§ Required task
An exact copy of every record is needed.

----- Given information

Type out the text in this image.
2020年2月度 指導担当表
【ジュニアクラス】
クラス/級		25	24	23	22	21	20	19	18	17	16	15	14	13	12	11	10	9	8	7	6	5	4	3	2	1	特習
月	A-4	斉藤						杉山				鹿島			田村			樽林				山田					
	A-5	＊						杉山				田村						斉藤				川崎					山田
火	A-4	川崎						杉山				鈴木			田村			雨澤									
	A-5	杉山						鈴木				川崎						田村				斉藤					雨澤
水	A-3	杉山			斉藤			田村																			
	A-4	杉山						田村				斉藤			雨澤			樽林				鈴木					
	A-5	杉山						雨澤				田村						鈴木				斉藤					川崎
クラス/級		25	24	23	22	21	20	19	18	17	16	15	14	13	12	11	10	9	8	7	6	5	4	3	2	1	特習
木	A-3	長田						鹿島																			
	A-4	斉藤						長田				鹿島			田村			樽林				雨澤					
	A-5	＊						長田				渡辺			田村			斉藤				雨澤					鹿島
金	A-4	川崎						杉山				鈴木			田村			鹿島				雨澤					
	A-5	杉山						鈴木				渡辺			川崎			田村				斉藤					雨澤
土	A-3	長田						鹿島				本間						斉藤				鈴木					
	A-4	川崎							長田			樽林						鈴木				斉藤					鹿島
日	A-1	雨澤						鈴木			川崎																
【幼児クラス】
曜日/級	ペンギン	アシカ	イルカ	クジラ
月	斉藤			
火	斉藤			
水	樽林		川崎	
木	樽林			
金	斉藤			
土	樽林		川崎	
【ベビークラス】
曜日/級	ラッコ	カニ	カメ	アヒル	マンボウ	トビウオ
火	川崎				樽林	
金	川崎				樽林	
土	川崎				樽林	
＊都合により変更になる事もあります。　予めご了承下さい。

----------

§ Response to this exercise
Type out the text in this image.
2020年2月度 指導担当表
【ジュニアクラス】
クラス/級		25	24	23	22	21	20	19	18	17	16	15	14	13	12	11	10	9	8	7	6	5	4	3	2	1	特習
月	A-4	斉藤						杉山				鹿島			田村			樽林				山田					
	A-5	＊						杉山				田村						斉藤				川崎					山田
火	A-4	川崎						杉山				鈴木			田村			雨澤									
	A-5	杉山						鈴木				川崎						田村				斉藤					雨澤
水	A-3	杉山			斉藤			田村																			
	A-4	杉山						田村				斉藤			雨澤			樽林				鈴木					
	A-5	杉山						雨澤				田村						鈴木				斉藤					川崎
クラス/級		25	24	23	22	21	20	19	18	17	16	15	14	13	12	11	10	9	8	7	6	5	4	3	2	1	特習
木	A-3	長田						鹿島																			
	A-4	斉藤						長田				鹿島			田村			樽林				雨澤					
	A-5	＊						長田				渡辺			田村			斉藤				雨澤					鹿島
金	A-4	川崎						杉山				鈴木			田村			鹿島				雨澤					
	A-5	杉山						鈴木				渡辺			川崎			田村				斉藤					雨澤
土	A-3	長田						鹿島				本間						斉藤				鈴木					
	A-4	川崎							長田			樽林						鈴木				斉藤					鹿島
日	A-1	雨澤						鈴木			川崎																
【幼児クラス】
曜日/級	ペンギン	アシカ	イルカ	クジラ
月	斉藤			
火	斉藤			
水	樽林		川崎	
木	樽林			
金	斉藤			
土	樽林		川崎	
【ベビークラス】
曜日/級	ラッコ	カニ	カメ	アヒル	マンボウ	トビウオ
火	川崎				樽林	
金	川崎				樽林	
土	川崎				樽林	
＊都合により変更になる事もあります。　予めご了承下さい。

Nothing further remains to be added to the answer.